— Exercise brief —
Check every line below for the word "name" and copy each one that has it.

---------- Supplied information ----------

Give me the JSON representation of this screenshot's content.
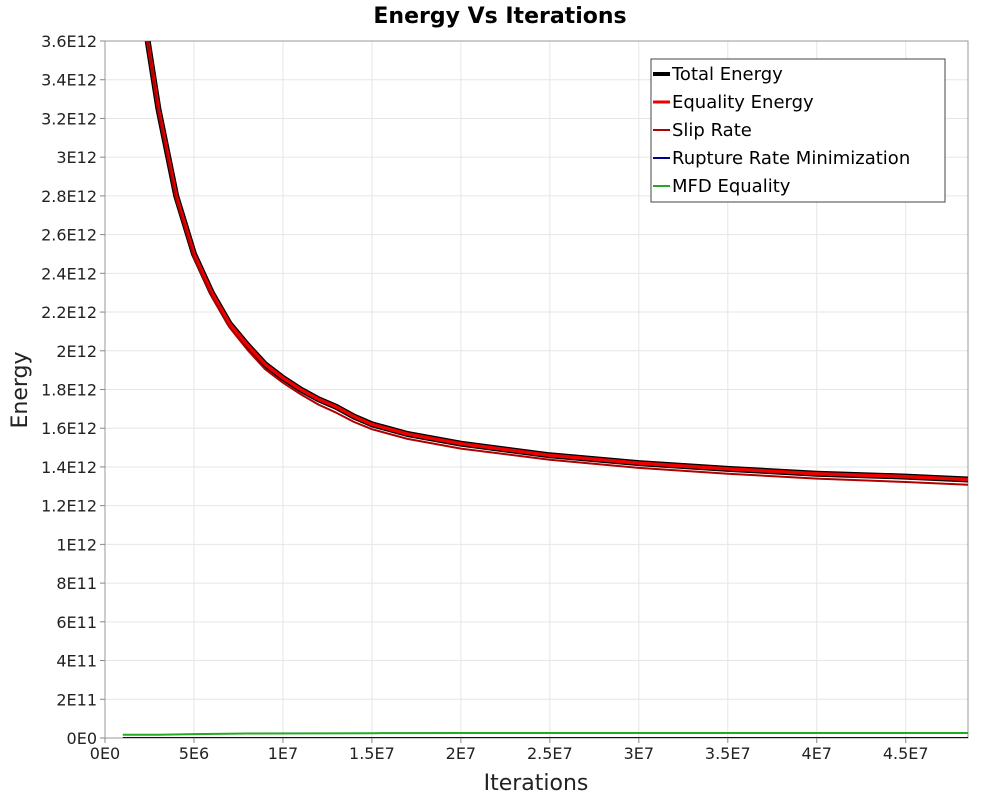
{
  "chart_data": {
    "type": "line",
    "title": "Energy Vs Iterations",
    "xlabel": "Iterations",
    "ylabel": "Energy",
    "xlim": [
      0,
      48500000
    ],
    "ylim": [
      0,
      3600000000000
    ],
    "x_ticks": [
      0,
      5000000,
      10000000,
      15000000,
      20000000,
      25000000,
      30000000,
      35000000,
      40000000,
      45000000
    ],
    "x_tick_labels": [
      "0E0",
      "5E6",
      "1E7",
      "1.5E7",
      "2E7",
      "2.5E7",
      "3E7",
      "3.5E7",
      "4E7",
      "4.5E7"
    ],
    "y_ticks": [
      0,
      200000000000,
      400000000000,
      600000000000,
      800000000000,
      1000000000000,
      1200000000000,
      1400000000000,
      1600000000000,
      1800000000000,
      2000000000000,
      2200000000000,
      2400000000000,
      2600000000000,
      2800000000000,
      3000000000000,
      3200000000000,
      3400000000000,
      3600000000000
    ],
    "y_tick_labels": [
      "0E0",
      "2E11",
      "4E11",
      "6E11",
      "8E11",
      "1E12",
      "1.2E12",
      "1.4E12",
      "1.6E12",
      "1.8E12",
      "2E12",
      "2.2E12",
      "2.4E12",
      "2.6E12",
      "2.8E12",
      "3E12",
      "3.2E12",
      "3.4E12",
      "3.6E12"
    ],
    "grid": true,
    "legend_position": "top-right",
    "series": [
      {
        "name": "Total Energy",
        "color": "#000000",
        "x": [
          2400000,
          3000000,
          4000000,
          5000000,
          6000000,
          7000000,
          8000000,
          9000000,
          10000000,
          11000000,
          12000000,
          13000000,
          14000000,
          15000000,
          17000000,
          20000000,
          25000000,
          30000000,
          35000000,
          40000000,
          45000000,
          48500000
        ],
        "y": [
          3600000000000,
          3250000000000,
          2800000000000,
          2500000000000,
          2300000000000,
          2140000000000,
          2030000000000,
          1930000000000,
          1860000000000,
          1800000000000,
          1750000000000,
          1710000000000,
          1660000000000,
          1620000000000,
          1570000000000,
          1520000000000,
          1460000000000,
          1420000000000,
          1390000000000,
          1365000000000,
          1350000000000,
          1335000000000
        ]
      },
      {
        "name": "Equality Energy",
        "color": "#ee0000",
        "x": [
          2400000,
          3000000,
          4000000,
          5000000,
          6000000,
          7000000,
          8000000,
          9000000,
          10000000,
          11000000,
          12000000,
          13000000,
          14000000,
          15000000,
          17000000,
          20000000,
          25000000,
          30000000,
          35000000,
          40000000,
          45000000,
          48500000
        ],
        "y": [
          3600000000000,
          3250000000000,
          2800000000000,
          2500000000000,
          2300000000000,
          2140000000000,
          2030000000000,
          1930000000000,
          1860000000000,
          1800000000000,
          1750000000000,
          1710000000000,
          1660000000000,
          1620000000000,
          1570000000000,
          1520000000000,
          1460000000000,
          1420000000000,
          1390000000000,
          1365000000000,
          1350000000000,
          1335000000000
        ]
      },
      {
        "name": "Slip Rate",
        "color": "#b00000",
        "x": [
          2400000,
          3000000,
          4000000,
          5000000,
          6000000,
          7000000,
          8000000,
          9000000,
          10000000,
          11000000,
          12000000,
          13000000,
          14000000,
          15000000,
          17000000,
          20000000,
          25000000,
          30000000,
          35000000,
          40000000,
          45000000,
          48500000
        ],
        "y": [
          3600000000000,
          3230000000000,
          2780000000000,
          2480000000000,
          2280000000000,
          2120000000000,
          2005000000000,
          1905000000000,
          1835000000000,
          1775000000000,
          1722000000000,
          1680000000000,
          1632000000000,
          1595000000000,
          1545000000000,
          1495000000000,
          1437000000000,
          1395000000000,
          1365000000000,
          1340000000000,
          1322000000000,
          1308000000000
        ]
      },
      {
        "name": "Rupture Rate Minimization",
        "color": "#000099",
        "x": [
          1000000,
          10000000,
          20000000,
          30000000,
          40000000,
          48500000
        ],
        "y": [
          0,
          0,
          0,
          0,
          0,
          0
        ]
      },
      {
        "name": "MFD Equality",
        "color": "#22aa22",
        "x": [
          1000000,
          3000000,
          5000000,
          8000000,
          15000000,
          20000000,
          30000000,
          40000000,
          48500000
        ],
        "y": [
          17000000000,
          17000000000,
          20000000000,
          23000000000,
          25000000000,
          26000000000,
          26000000000,
          26000000000,
          26000000000
        ]
      }
    ]
  }
}
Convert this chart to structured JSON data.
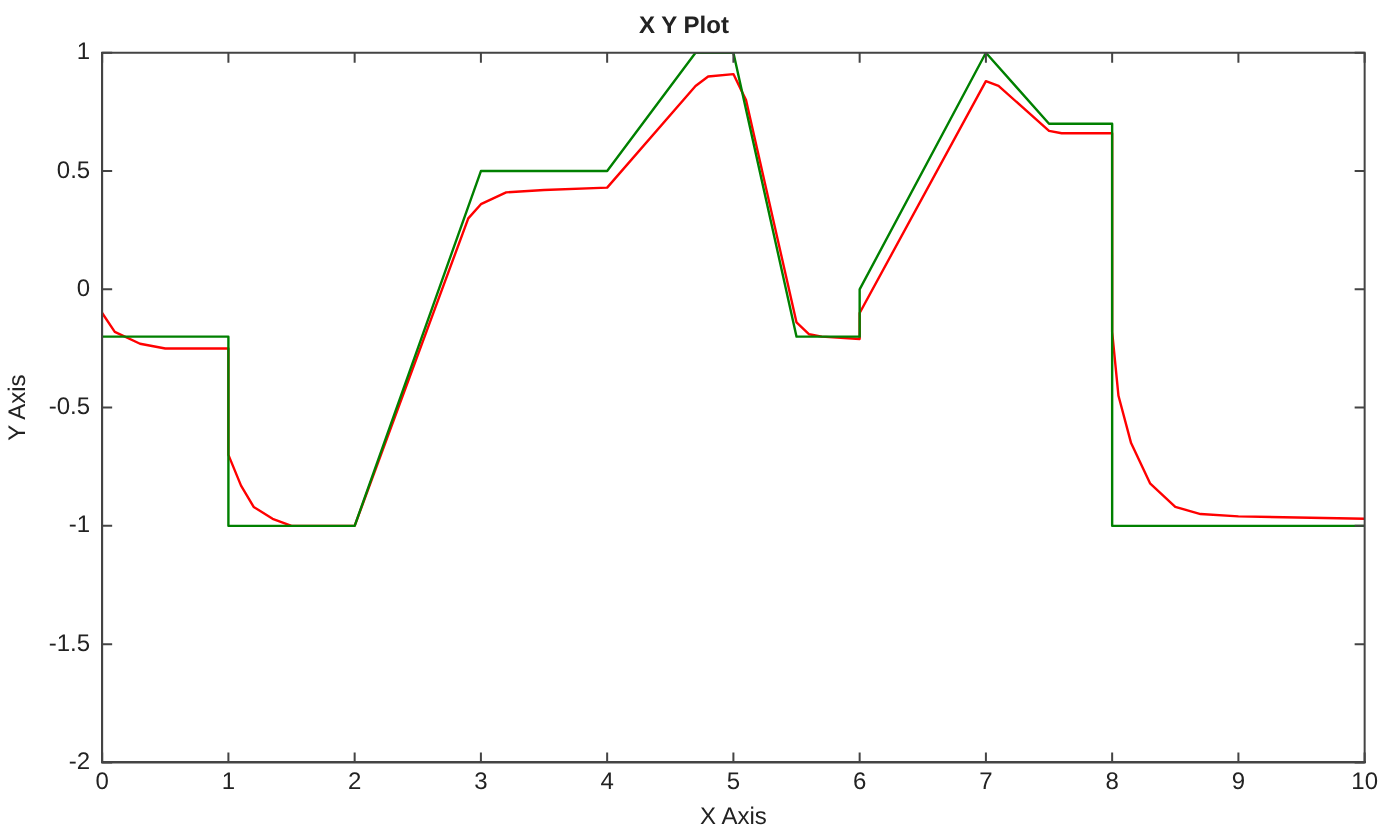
{
  "chart_data": {
    "type": "line",
    "title": "X Y Plot",
    "xlabel": "X Axis",
    "ylabel": "Y Axis",
    "xlim": [
      0,
      10
    ],
    "xticks": [
      0,
      1,
      2,
      3,
      4,
      5,
      6,
      7,
      8,
      9,
      10
    ],
    "ylim": [
      -2,
      1
    ],
    "yticks": [
      -2,
      -1.5,
      -1,
      -0.5,
      0,
      0.5,
      1
    ],
    "grid": false,
    "legend": false,
    "marker": "none",
    "line_style": "solid",
    "series": [
      {
        "color": "#ff0000",
        "x": [
          0,
          0.1,
          0.3,
          0.5,
          1,
          1,
          1.1,
          1.2,
          1.35,
          1.5,
          2,
          2.9,
          3,
          3.2,
          3.5,
          4,
          4.7,
          4.8,
          5,
          5.1,
          5.5,
          5.6,
          5.7,
          6,
          6,
          7,
          7.1,
          7.5,
          7.6,
          8,
          8,
          8.05,
          8.15,
          8.3,
          8.5,
          8.7,
          9,
          10
        ],
        "values": [
          -0.1,
          -0.18,
          -0.23,
          -0.25,
          -0.25,
          -0.7,
          -0.83,
          -0.92,
          -0.97,
          -1,
          -1,
          0.3,
          0.36,
          0.41,
          0.42,
          0.43,
          0.86,
          0.9,
          0.91,
          0.8,
          -0.14,
          -0.19,
          -0.2,
          -0.21,
          -0.1,
          0.88,
          0.86,
          0.67,
          0.66,
          0.66,
          -0.18,
          -0.45,
          -0.65,
          -0.82,
          -0.92,
          -0.95,
          -0.96,
          -0.97
        ]
      },
      {
        "color": "#008000",
        "x": [
          0,
          1,
          1,
          2,
          3,
          4,
          4.7,
          5,
          5.5,
          6,
          6,
          7,
          7.5,
          8,
          8,
          10
        ],
        "values": [
          -0.2,
          -0.2,
          -1,
          -1,
          0.5,
          0.5,
          1,
          1,
          -0.2,
          -0.2,
          0,
          1,
          0.7,
          0.7,
          -1,
          -1
        ]
      }
    ]
  }
}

----------

— Answer —
        "name": "Total Energy",
        "name": "Equality Energy",
        "name": "Slip Rate",
        "name": "Rupture Rate Minimization",
        "name": "MFD Equality",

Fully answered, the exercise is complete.